--- Begin RECORDS SUPPLIED ---

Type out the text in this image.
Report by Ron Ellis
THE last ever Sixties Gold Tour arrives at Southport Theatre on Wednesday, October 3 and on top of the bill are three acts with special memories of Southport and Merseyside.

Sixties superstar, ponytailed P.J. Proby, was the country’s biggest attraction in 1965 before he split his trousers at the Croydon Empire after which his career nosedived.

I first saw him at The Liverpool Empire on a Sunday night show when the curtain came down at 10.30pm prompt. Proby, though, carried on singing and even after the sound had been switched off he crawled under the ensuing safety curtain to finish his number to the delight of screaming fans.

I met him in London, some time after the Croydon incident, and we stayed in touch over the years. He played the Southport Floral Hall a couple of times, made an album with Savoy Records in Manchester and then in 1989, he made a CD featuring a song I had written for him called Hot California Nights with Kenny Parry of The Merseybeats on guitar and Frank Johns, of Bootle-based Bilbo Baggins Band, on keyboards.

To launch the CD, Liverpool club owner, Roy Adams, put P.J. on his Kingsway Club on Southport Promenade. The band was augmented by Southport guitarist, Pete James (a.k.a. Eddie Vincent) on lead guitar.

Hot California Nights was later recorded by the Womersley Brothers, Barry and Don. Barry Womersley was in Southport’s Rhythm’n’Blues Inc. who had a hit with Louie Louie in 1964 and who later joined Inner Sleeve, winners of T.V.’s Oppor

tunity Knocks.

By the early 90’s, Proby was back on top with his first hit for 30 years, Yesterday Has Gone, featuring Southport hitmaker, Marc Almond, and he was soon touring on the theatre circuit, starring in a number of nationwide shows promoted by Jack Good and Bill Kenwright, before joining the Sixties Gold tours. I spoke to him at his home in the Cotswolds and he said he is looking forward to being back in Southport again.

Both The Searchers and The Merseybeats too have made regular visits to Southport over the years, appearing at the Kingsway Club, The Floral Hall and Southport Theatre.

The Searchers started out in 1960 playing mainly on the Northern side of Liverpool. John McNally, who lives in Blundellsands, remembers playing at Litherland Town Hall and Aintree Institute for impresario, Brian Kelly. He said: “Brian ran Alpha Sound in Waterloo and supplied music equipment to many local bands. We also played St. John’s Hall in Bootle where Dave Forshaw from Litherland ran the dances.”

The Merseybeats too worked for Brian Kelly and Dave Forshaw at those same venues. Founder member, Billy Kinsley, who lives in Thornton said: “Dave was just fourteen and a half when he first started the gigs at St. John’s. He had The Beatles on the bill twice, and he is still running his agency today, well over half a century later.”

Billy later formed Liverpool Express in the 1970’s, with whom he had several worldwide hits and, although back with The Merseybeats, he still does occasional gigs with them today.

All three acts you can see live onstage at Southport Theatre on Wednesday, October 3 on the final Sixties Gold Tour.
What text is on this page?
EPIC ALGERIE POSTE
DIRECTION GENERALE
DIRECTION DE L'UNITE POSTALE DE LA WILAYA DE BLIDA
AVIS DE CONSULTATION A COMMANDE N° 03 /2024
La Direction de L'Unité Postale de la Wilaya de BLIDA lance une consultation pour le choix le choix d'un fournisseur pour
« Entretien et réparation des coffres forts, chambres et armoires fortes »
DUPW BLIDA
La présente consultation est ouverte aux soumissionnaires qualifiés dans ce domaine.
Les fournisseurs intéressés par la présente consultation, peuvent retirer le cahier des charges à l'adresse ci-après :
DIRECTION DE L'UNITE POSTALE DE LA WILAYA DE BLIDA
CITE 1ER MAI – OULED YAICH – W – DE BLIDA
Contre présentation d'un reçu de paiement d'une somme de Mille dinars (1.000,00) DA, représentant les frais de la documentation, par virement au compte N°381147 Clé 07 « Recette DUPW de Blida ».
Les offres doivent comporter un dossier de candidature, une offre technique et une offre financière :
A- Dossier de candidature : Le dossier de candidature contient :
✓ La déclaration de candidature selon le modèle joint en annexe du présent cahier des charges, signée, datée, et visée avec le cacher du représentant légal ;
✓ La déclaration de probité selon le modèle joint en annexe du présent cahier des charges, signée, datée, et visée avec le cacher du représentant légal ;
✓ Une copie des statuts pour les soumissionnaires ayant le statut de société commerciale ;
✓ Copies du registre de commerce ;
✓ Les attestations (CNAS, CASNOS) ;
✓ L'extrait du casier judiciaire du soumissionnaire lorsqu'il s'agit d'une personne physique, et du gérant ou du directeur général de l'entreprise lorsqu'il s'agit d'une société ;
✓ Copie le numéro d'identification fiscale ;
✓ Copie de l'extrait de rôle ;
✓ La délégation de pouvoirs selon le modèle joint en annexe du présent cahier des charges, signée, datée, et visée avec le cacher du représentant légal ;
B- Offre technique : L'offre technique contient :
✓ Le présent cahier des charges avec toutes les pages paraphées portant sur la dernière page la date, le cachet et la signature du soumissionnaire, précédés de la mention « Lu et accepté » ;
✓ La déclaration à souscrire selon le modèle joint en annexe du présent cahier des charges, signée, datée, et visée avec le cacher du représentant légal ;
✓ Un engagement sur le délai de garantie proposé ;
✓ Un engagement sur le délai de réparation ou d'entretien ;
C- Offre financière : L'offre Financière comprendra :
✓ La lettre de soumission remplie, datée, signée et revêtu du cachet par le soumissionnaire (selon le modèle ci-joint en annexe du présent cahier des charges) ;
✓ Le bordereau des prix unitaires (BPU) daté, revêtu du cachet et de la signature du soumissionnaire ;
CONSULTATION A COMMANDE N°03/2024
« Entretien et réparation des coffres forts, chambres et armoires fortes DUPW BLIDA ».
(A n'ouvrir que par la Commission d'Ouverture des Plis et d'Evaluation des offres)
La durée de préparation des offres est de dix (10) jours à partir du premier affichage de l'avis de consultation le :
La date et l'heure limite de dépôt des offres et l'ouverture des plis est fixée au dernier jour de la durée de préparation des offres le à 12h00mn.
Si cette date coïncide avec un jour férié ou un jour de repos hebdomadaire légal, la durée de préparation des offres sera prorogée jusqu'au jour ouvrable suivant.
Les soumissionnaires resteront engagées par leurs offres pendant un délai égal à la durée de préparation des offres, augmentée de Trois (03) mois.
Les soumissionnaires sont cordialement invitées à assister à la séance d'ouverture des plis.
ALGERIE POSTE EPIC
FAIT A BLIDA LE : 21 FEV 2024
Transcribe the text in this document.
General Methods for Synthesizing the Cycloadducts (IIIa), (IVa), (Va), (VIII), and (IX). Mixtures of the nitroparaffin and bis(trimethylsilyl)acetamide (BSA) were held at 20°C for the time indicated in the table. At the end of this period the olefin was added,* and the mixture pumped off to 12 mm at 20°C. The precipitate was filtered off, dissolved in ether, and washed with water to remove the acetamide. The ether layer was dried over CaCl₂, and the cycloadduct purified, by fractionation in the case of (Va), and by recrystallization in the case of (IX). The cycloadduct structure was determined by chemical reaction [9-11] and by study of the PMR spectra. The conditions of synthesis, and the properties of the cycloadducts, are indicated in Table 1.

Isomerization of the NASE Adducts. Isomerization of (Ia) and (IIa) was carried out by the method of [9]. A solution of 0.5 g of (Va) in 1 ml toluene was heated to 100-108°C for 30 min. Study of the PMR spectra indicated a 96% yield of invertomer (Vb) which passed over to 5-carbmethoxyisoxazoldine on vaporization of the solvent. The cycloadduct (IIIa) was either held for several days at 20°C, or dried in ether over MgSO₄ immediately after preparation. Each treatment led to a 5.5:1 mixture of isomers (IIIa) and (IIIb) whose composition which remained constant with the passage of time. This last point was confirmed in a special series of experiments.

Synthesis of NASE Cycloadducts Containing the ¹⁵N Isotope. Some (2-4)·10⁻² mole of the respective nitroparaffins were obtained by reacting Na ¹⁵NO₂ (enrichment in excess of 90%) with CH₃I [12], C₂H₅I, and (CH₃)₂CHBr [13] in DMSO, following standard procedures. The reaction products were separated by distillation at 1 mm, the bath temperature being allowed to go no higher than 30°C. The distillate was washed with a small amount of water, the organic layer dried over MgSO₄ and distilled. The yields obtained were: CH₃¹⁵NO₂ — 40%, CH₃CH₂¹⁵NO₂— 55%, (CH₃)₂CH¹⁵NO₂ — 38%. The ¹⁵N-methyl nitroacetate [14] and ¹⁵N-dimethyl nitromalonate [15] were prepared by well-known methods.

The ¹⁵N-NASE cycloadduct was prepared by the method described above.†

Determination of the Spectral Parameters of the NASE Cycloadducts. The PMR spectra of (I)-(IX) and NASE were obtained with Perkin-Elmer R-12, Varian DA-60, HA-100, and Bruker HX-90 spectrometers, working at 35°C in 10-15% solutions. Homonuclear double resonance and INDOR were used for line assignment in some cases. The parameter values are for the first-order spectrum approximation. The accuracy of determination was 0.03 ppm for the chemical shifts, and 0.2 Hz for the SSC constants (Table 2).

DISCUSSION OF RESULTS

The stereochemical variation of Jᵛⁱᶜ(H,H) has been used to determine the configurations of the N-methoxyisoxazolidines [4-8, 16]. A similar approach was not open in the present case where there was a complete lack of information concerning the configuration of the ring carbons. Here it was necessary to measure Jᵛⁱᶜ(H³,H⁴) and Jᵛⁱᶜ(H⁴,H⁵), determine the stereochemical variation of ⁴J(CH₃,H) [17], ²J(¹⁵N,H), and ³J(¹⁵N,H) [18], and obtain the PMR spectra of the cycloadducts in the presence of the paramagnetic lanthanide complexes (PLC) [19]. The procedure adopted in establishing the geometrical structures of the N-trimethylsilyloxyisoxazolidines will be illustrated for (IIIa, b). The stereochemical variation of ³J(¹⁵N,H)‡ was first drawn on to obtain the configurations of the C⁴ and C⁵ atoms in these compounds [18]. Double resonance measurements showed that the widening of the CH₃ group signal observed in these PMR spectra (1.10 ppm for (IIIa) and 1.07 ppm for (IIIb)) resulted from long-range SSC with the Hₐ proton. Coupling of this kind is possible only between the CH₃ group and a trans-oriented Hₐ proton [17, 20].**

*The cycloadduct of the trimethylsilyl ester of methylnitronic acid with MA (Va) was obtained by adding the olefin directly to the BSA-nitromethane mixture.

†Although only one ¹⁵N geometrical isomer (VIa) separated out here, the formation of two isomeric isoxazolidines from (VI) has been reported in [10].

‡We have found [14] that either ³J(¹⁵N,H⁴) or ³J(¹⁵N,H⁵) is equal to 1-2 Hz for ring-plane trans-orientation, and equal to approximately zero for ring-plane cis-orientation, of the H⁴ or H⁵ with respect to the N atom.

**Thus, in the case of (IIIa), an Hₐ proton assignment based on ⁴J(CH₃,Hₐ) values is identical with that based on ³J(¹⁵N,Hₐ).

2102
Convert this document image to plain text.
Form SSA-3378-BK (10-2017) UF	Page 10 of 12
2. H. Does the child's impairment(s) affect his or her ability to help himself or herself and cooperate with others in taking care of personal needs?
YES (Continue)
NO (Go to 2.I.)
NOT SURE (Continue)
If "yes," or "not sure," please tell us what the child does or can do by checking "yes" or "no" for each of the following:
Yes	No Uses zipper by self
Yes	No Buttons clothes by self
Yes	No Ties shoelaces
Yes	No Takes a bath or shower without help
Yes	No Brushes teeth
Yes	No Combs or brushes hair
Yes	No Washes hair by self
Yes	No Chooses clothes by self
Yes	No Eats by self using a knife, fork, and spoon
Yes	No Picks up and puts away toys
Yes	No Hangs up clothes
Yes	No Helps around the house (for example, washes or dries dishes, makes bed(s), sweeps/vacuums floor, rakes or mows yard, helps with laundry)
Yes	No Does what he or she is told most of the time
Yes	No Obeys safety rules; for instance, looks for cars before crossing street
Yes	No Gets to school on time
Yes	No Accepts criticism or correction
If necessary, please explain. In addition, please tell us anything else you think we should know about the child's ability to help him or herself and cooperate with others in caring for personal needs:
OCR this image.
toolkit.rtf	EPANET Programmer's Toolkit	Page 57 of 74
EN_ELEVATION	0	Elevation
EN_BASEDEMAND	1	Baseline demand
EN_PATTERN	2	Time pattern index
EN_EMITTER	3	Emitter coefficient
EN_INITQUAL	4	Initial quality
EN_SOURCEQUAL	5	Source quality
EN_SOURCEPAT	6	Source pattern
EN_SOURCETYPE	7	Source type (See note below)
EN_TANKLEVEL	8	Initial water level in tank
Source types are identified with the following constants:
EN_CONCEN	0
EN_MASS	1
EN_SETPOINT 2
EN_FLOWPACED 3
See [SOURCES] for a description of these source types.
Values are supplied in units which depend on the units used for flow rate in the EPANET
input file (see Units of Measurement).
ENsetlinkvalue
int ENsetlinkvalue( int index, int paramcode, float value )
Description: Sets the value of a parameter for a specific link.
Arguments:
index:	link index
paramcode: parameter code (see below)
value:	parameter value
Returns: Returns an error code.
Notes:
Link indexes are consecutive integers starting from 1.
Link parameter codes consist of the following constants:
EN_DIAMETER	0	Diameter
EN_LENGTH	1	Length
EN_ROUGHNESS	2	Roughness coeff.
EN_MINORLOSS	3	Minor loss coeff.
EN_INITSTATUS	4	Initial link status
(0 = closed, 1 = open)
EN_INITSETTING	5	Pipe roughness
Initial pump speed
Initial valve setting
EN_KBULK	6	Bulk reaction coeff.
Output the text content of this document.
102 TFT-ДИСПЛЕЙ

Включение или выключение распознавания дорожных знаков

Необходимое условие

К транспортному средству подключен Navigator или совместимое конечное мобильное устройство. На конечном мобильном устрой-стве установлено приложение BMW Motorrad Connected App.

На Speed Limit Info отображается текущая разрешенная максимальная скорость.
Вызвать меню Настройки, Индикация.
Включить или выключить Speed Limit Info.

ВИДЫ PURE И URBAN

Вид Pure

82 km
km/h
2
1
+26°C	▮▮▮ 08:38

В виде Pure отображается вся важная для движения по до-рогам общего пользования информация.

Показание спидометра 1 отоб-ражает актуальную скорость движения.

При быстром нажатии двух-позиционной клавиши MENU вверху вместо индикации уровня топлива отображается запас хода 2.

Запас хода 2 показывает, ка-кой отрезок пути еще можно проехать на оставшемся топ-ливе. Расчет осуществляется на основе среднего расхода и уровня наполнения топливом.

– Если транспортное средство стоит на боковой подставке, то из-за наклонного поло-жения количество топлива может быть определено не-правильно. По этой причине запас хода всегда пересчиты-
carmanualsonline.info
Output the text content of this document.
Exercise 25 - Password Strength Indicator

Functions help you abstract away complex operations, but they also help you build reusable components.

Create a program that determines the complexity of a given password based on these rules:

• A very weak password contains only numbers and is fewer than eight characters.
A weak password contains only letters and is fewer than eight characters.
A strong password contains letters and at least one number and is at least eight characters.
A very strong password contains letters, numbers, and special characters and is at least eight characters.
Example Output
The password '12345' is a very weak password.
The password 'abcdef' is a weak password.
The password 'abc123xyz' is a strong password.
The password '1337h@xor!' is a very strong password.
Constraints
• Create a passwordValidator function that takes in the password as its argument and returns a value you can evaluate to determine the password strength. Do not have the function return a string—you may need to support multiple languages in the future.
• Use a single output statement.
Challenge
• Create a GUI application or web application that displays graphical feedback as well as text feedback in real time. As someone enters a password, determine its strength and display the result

--- End RECORDS SUPPLIED ---

= INSTRUCTIONS TO FOLLOW =
Identify the lines of the entries containing the string "Wednesday". Copy each such line.

= THE REPLY =
THE last ever Sixties Gold Tour arrives at Southport Theatre on Wednesday, October 3 and on top of the bill are three acts with special memories of Southport and Merseyside.
All three acts you can see live onstage at Southport Theatre on Wednesday, October 3 on the final Sixties Gold Tour.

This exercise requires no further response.